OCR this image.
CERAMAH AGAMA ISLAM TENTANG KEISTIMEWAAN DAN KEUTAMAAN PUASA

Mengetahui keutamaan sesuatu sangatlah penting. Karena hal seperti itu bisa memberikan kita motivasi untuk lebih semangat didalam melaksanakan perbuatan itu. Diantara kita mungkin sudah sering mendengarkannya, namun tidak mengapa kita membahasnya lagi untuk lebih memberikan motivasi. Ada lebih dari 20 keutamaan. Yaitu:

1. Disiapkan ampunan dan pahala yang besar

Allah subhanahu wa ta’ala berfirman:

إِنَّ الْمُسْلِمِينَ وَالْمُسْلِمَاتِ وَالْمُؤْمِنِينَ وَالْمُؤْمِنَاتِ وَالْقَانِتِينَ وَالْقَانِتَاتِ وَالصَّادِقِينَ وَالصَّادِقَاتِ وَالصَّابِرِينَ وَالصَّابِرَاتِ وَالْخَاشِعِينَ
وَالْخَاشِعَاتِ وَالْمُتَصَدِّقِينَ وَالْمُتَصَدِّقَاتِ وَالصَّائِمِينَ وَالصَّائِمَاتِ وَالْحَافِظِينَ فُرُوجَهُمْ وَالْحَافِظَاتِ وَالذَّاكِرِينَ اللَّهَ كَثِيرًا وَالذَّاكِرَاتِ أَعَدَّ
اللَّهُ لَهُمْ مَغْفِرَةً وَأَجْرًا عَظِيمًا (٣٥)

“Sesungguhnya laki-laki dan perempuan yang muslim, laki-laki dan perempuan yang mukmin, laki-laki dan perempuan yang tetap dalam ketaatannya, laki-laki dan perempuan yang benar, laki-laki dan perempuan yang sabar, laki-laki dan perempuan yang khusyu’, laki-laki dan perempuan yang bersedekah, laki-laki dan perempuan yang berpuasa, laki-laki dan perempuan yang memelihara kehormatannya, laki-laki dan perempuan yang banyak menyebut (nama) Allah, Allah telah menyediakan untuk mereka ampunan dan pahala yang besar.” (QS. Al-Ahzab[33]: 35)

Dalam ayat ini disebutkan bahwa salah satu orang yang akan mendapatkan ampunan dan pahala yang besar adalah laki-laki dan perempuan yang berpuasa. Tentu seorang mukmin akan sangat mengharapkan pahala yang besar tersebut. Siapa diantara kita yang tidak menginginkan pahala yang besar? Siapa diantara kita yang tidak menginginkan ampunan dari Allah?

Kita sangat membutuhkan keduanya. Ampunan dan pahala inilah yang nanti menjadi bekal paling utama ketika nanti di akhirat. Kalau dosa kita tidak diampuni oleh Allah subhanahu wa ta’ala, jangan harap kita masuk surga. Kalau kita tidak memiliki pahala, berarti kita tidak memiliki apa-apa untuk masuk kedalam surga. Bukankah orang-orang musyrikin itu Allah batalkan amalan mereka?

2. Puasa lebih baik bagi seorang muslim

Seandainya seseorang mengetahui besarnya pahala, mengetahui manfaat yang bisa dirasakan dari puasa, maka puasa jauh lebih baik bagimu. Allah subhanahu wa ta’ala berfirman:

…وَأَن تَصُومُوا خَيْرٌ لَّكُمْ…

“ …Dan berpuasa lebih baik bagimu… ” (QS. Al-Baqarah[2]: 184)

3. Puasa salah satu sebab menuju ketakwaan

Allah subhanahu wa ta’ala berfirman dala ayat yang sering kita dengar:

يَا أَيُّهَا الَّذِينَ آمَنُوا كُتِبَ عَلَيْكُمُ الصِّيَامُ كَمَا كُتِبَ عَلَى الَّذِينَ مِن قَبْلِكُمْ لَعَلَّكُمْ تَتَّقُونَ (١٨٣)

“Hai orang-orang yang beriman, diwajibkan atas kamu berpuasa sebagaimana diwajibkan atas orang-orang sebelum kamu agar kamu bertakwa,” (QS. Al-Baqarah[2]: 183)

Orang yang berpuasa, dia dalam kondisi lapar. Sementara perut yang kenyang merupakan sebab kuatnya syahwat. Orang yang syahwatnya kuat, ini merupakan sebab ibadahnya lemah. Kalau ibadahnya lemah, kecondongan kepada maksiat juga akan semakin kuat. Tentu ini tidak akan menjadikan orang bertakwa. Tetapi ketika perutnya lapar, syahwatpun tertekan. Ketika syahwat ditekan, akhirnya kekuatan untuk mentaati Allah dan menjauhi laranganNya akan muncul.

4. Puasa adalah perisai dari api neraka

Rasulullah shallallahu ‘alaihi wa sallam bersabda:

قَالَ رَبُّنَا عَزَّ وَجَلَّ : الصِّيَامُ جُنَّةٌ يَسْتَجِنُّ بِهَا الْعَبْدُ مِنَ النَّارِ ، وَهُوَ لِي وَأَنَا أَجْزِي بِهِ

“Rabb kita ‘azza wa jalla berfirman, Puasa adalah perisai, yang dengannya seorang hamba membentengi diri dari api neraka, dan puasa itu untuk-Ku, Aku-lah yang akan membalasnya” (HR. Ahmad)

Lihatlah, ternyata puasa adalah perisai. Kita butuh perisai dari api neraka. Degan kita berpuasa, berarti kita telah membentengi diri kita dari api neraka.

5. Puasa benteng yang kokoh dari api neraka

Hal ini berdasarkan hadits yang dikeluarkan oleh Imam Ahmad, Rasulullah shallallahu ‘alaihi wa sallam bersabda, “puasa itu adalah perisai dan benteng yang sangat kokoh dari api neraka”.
● ● ● ● ● ● ●
**TASK GOAL**
Write out every line of the records exactly.

**COMPLETED EXERCISE**
OCR this image.
CERAMAH AGAMA ISLAM TENTANG KEISTIMEWAAN DAN KEUTAMAAN PUASA

Mengetahui keutamaan sesuatu sangatlah penting. Karena hal seperti itu bisa memberikan kita motivasi untuk lebih semangat didalam melaksanakan perbuatan itu. Diantara kita mungkin sudah sering mendengarkannya, namun tidak mengapa kita membahasnya lagi untuk lebih memberikan motivasi. Ada lebih dari 20 keutamaan. Yaitu:

1. Disiapkan ampunan dan pahala yang besar

Allah subhanahu wa ta’ala berfirman:

إِنَّ الْمُسْلِمِينَ وَالْمُسْلِمَاتِ وَالْمُؤْمِنِينَ وَالْمُؤْمِنَاتِ وَالْقَانِتِينَ وَالْقَانِتَاتِ وَالصَّادِقِينَ وَالصَّادِقَاتِ وَالصَّابِرِينَ وَالصَّابِرَاتِ وَالْخَاشِعِينَ
وَالْخَاشِعَاتِ وَالْمُتَصَدِّقِينَ وَالْمُتَصَدِّقَاتِ وَالصَّائِمِينَ وَالصَّائِمَاتِ وَالْحَافِظِينَ فُرُوجَهُمْ وَالْحَافِظَاتِ وَالذَّاكِرِينَ اللَّهَ كَثِيرًا وَالذَّاكِرَاتِ أَعَدَّ
اللَّهُ لَهُمْ مَغْفِرَةً وَأَجْرًا عَظِيمًا (٣٥)

“Sesungguhnya laki-laki dan perempuan yang muslim, laki-laki dan perempuan yang mukmin, laki-laki dan perempuan yang tetap dalam ketaatannya, laki-laki dan perempuan yang benar, laki-laki dan perempuan yang sabar, laki-laki dan perempuan yang khusyu’, laki-laki dan perempuan yang bersedekah, laki-laki dan perempuan yang berpuasa, laki-laki dan perempuan yang memelihara kehormatannya, laki-laki dan perempuan yang banyak menyebut (nama) Allah, Allah telah menyediakan untuk mereka ampunan dan pahala yang besar.” (QS. Al-Ahzab[33]: 35)

Dalam ayat ini disebutkan bahwa salah satu orang yang akan mendapatkan ampunan dan pahala yang besar adalah laki-laki dan perempuan yang berpuasa. Tentu seorang mukmin akan sangat mengharapkan pahala yang besar tersebut. Siapa diantara kita yang tidak menginginkan pahala yang besar? Siapa diantara kita yang tidak menginginkan ampunan dari Allah?

Kita sangat membutuhkan keduanya. Ampunan dan pahala inilah yang nanti menjadi bekal paling utama ketika nanti di akhirat. Kalau dosa kita tidak diampuni oleh Allah subhanahu wa ta’ala, jangan harap kita masuk surga. Kalau kita tidak memiliki pahala, berarti kita tidak memiliki apa-apa untuk masuk kedalam surga. Bukankah orang-orang musyrikin itu Allah batalkan amalan mereka?

2. Puasa lebih baik bagi seorang muslim

Seandainya seseorang mengetahui besarnya pahala, mengetahui manfaat yang bisa dirasakan dari puasa, maka puasa jauh lebih baik bagimu. Allah subhanahu wa ta’ala berfirman:

…وَأَن تَصُومُوا خَيْرٌ لَّكُمْ…

“ …Dan berpuasa lebih baik bagimu… ” (QS. Al-Baqarah[2]: 184)

3. Puasa salah satu sebab menuju ketakwaan

Allah subhanahu wa ta’ala berfirman dala ayat yang sering kita dengar:

يَا أَيُّهَا الَّذِينَ آمَنُوا كُتِبَ عَلَيْكُمُ الصِّيَامُ كَمَا كُتِبَ عَلَى الَّذِينَ مِن قَبْلِكُمْ لَعَلَّكُمْ تَتَّقُونَ (١٨٣)

“Hai orang-orang yang beriman, diwajibkan atas kamu berpuasa sebagaimana diwajibkan atas orang-orang sebelum kamu agar kamu bertakwa,” (QS. Al-Baqarah[2]: 183)

Orang yang berpuasa, dia dalam kondisi lapar. Sementara perut yang kenyang merupakan sebab kuatnya syahwat. Orang yang syahwatnya kuat, ini merupakan sebab ibadahnya lemah. Kalau ibadahnya lemah, kecondongan kepada maksiat juga akan semakin kuat. Tentu ini tidak akan menjadikan orang bertakwa. Tetapi ketika perutnya lapar, syahwatpun tertekan. Ketika syahwat ditekan, akhirnya kekuatan untuk mentaati Allah dan menjauhi laranganNya akan muncul.

4. Puasa adalah perisai dari api neraka

Rasulullah shallallahu ‘alaihi wa sallam bersabda:

قَالَ رَبُّنَا عَزَّ وَجَلَّ : الصِّيَامُ جُنَّةٌ يَسْتَجِنُّ بِهَا الْعَبْدُ مِنَ النَّارِ ، وَهُوَ لِي وَأَنَا أَجْزِي بِهِ

“Rabb kita ‘azza wa jalla berfirman, Puasa adalah perisai, yang dengannya seorang hamba membentengi diri dari api neraka, dan puasa itu untuk-Ku, Aku-lah yang akan membalasnya” (HR. Ahmad)

Lihatlah, ternyata puasa adalah perisai. Kita butuh perisai dari api neraka. Degan kita berpuasa, berarti kita telah membentengi diri kita dari api neraka.

5. Puasa benteng yang kokoh dari api neraka

Hal ini berdasarkan hadits yang dikeluarkan oleh Imam Ahmad, Rasulullah shallallahu ‘alaihi wa sallam bersabda, “puasa itu adalah perisai dan benteng yang sangat kokoh dari api neraka”.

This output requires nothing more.